## [SHORT PROBLEM]
Skip all pictures, then print the remaining material exactly.

++++ SOURCE DATA

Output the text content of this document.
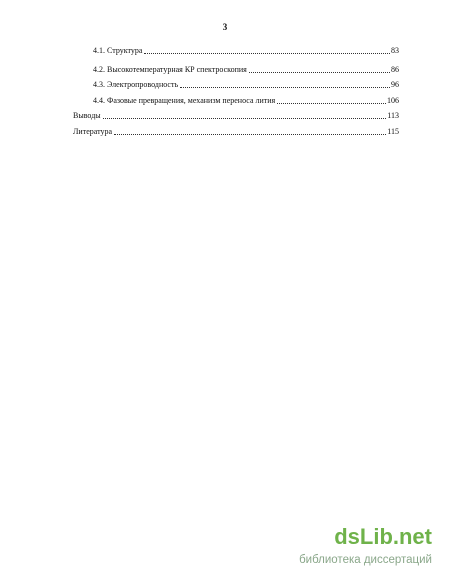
3
4.1. Структура	83
4.2. Высокотемпературная КР спектроскопия	86
4.3. Электропроводность	96
4.4. Фазовые превращения, механизм переноса лития	106
Выводы	113
Литература	115
dsLib.net
библиотека диссертаций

++++++++

## [WRITTEN SOLUTION]
Output the text content of this document.
3
4.1. Структура	83
4.2. Высокотемпературная КР спектроскопия	86
4.3. Электропроводность	96
4.4. Фазовые превращения, механизм переноса лития	106
Выводы	113
Литература	115
dsLib.net
библиотека диссертаций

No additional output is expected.